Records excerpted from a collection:

⟨

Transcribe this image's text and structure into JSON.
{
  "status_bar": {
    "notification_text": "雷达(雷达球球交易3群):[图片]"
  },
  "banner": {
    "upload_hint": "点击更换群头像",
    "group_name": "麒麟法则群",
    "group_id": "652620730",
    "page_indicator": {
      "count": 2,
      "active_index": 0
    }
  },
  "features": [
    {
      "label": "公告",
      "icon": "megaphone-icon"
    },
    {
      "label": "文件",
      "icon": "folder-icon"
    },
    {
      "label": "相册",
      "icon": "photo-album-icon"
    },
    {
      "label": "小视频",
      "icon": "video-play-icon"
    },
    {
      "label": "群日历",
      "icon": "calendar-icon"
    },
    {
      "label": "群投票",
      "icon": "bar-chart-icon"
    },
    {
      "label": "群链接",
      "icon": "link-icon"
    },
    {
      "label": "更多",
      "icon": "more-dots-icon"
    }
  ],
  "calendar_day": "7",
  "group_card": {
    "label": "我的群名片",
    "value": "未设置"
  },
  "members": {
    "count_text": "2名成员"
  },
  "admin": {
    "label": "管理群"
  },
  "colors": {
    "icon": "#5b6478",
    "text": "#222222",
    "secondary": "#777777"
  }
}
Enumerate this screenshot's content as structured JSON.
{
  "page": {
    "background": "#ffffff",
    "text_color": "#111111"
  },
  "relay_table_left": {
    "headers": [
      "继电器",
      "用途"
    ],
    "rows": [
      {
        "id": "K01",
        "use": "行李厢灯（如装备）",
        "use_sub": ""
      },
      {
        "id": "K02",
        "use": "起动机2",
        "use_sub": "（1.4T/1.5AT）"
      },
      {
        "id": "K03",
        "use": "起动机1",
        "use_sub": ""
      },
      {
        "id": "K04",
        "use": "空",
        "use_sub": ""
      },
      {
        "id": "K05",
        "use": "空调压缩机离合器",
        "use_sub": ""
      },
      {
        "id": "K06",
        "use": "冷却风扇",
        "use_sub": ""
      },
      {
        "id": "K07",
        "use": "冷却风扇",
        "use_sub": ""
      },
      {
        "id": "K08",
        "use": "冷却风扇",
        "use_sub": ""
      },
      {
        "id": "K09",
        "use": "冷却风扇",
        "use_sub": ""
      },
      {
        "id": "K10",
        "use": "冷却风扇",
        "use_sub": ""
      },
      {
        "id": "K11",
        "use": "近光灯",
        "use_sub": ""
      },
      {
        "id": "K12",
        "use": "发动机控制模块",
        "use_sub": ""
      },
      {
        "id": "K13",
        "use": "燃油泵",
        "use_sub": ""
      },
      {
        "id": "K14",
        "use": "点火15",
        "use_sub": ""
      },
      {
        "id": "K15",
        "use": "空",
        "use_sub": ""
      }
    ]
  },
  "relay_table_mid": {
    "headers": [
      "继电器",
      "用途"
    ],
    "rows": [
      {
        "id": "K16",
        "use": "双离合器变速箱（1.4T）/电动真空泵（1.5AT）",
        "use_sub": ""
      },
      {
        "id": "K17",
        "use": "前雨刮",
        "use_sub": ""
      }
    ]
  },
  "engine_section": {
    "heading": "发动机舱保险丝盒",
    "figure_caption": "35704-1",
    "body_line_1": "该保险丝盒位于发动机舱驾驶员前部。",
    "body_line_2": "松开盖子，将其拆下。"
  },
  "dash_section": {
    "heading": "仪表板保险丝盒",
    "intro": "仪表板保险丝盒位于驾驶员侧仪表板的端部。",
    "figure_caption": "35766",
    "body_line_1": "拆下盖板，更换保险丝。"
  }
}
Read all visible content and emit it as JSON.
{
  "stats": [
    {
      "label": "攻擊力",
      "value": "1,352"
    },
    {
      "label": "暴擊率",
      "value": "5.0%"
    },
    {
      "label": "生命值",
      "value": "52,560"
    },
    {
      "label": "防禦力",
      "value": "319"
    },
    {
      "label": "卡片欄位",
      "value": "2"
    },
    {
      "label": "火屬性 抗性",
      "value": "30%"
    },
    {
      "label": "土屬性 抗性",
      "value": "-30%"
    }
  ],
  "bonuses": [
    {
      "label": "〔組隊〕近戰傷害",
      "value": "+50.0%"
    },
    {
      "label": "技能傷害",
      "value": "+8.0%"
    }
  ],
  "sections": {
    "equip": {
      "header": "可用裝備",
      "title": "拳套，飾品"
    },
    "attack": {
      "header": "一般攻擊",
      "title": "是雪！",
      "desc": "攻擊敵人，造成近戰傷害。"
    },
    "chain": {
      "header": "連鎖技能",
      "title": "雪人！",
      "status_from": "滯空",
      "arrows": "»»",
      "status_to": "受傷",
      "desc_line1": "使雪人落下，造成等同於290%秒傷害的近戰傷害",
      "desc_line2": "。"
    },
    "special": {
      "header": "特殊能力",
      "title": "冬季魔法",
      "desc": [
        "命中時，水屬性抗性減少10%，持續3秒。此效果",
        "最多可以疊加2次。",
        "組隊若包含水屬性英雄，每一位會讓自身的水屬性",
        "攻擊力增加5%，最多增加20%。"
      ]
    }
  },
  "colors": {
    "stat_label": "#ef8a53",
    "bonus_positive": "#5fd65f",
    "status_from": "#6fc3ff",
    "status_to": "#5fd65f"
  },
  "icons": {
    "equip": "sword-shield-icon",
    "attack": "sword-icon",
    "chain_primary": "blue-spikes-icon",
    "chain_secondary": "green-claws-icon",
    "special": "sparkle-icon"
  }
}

⟩

**GIVEN EXERCISE:** Without leaving anything out, quote all the data.

**SOLUTION TO THIS TASK:**
Transcribe this image's text and structure into JSON.
{
  "status_bar": {
    "notification_text": "雷达(雷达球球交易3群):[图片]"
  },
  "banner": {
    "upload_hint": "点击更换群头像",
    "group_name": "麒麟法则群",
    "group_id": "652620730",
    "page_indicator": {
      "count": 2,
      "active_index": 0
    }
  },
  "features": [
    {
      "label": "公告",
      "icon": "megaphone-icon"
    },
    {
      "label": "文件",
      "icon": "folder-icon"
    },
    {
      "label": "相册",
      "icon": "photo-album-icon"
    },
    {
      "label": "小视频",
      "icon": "video-play-icon"
    },
    {
      "label": "群日历",
      "icon": "calendar-icon"
    },
    {
      "label": "群投票",
      "icon": "bar-chart-icon"
    },
    {
      "label": "群链接",
      "icon": "link-icon"
    },
    {
      "label": "更多",
      "icon": "more-dots-icon"
    }
  ],
  "calendar_day": "7",
  "group_card": {
    "label": "我的群名片",
    "value": "未设置"
  },
  "members": {
    "count_text": "2名成员"
  },
  "admin": {
    "label": "管理群"
  },
  "colors": {
    "icon": "#5b6478",
    "text": "#222222",
    "secondary": "#777777"
  }
}
Enumerate this screenshot's content as structured JSON.
{
  "page": {
    "background": "#ffffff",
    "text_color": "#111111"
  },
  "relay_table_left": {
    "headers": [
      "继电器",
      "用途"
    ],
    "rows": [
      {
        "id": "K01",
        "use": "行李厢灯（如装备）",
        "use_sub": ""
      },
      {
        "id": "K02",
        "use": "起动机2",
        "use_sub": "（1.4T/1.5AT）"
      },
      {
        "id": "K03",
        "use": "起动机1",
        "use_sub": ""
      },
      {
        "id": "K04",
        "use": "空",
        "use_sub": ""
      },
      {
        "id": "K05",
        "use": "空调压缩机离合器",
        "use_sub": ""
      },
      {
        "id": "K06",
        "use": "冷却风扇",
        "use_sub": ""
      },
      {
        "id": "K07",
        "use": "冷却风扇",
        "use_sub": ""
      },
      {
        "id": "K08",
        "use": "冷却风扇",
        "use_sub": ""
      },
      {
        "id": "K09",
        "use": "冷却风扇",
        "use_sub": ""
      },
      {
        "id": "K10",
        "use": "冷却风扇",
        "use_sub": ""
      },
      {
        "id": "K11",
        "use": "近光灯",
        "use_sub": ""
      },
      {
        "id": "K12",
        "use": "发动机控制模块",
        "use_sub": ""
      },
      {
        "id": "K13",
        "use": "燃油泵",
        "use_sub": ""
      },
      {
        "id": "K14",
        "use": "点火15",
        "use_sub": ""
      },
      {
        "id": "K15",
        "use": "空",
        "use_sub": ""
      }
    ]
  },
  "relay_table_mid": {
    "headers": [
      "继电器",
      "用途"
    ],
    "rows": [
      {
        "id": "K16",
        "use": "双离合器变速箱（1.4T）/电动真空泵（1.5AT）",
        "use_sub": ""
      },
      {
        "id": "K17",
        "use": "前雨刮",
        "use_sub": ""
      }
    ]
  },
  "engine_section": {
    "heading": "发动机舱保险丝盒",
    "figure_caption": "35704-1",
    "body_line_1": "该保险丝盒位于发动机舱驾驶员前部。",
    "body_line_2": "松开盖子，将其拆下。"
  },
  "dash_section": {
    "heading": "仪表板保险丝盒",
    "intro": "仪表板保险丝盒位于驾驶员侧仪表板的端部。",
    "figure_caption": "35766",
    "body_line_1": "拆下盖板，更换保险丝。"
  }
}
Read all visible content and emit it as JSON.
{
  "stats": [
    {
      "label": "攻擊力",
      "value": "1,352"
    },
    {
      "label": "暴擊率",
      "value": "5.0%"
    },
    {
      "label": "生命值",
      "value": "52,560"
    },
    {
      "label": "防禦力",
      "value": "319"
    },
    {
      "label": "卡片欄位",
      "value": "2"
    },
    {
      "label": "火屬性 抗性",
      "value": "30%"
    },
    {
      "label": "土屬性 抗性",
      "value": "-30%"
    }
  ],
  "bonuses": [
    {
      "label": "〔組隊〕近戰傷害",
      "value": "+50.0%"
    },
    {
      "label": "技能傷害",
      "value": "+8.0%"
    }
  ],
  "sections": {
    "equip": {
      "header": "可用裝備",
      "title": "拳套，飾品"
    },
    "attack": {
      "header": "一般攻擊",
      "title": "是雪！",
      "desc": "攻擊敵人，造成近戰傷害。"
    },
    "chain": {
      "header": "連鎖技能",
      "title": "雪人！",
      "status_from": "滯空",
      "arrows": "»»",
      "status_to": "受傷",
      "desc_line1": "使雪人落下，造成等同於290%秒傷害的近戰傷害",
      "desc_line2": "。"
    },
    "special": {
      "header": "特殊能力",
      "title": "冬季魔法",
      "desc": [
        "命中時，水屬性抗性減少10%，持續3秒。此效果",
        "最多可以疊加2次。",
        "組隊若包含水屬性英雄，每一位會讓自身的水屬性",
        "攻擊力增加5%，最多增加20%。"
      ]
    }
  },
  "colors": {
    "stat_label": "#ef8a53",
    "bonus_positive": "#5fd65f",
    "status_from": "#6fc3ff",
    "status_to": "#5fd65f"
  },
  "icons": {
    "equip": "sword-shield-icon",
    "attack": "sword-icon",
    "chain_primary": "blue-spikes-icon",
    "chain_secondary": "green-claws-icon",
    "special": "sparkle-icon"
  }
}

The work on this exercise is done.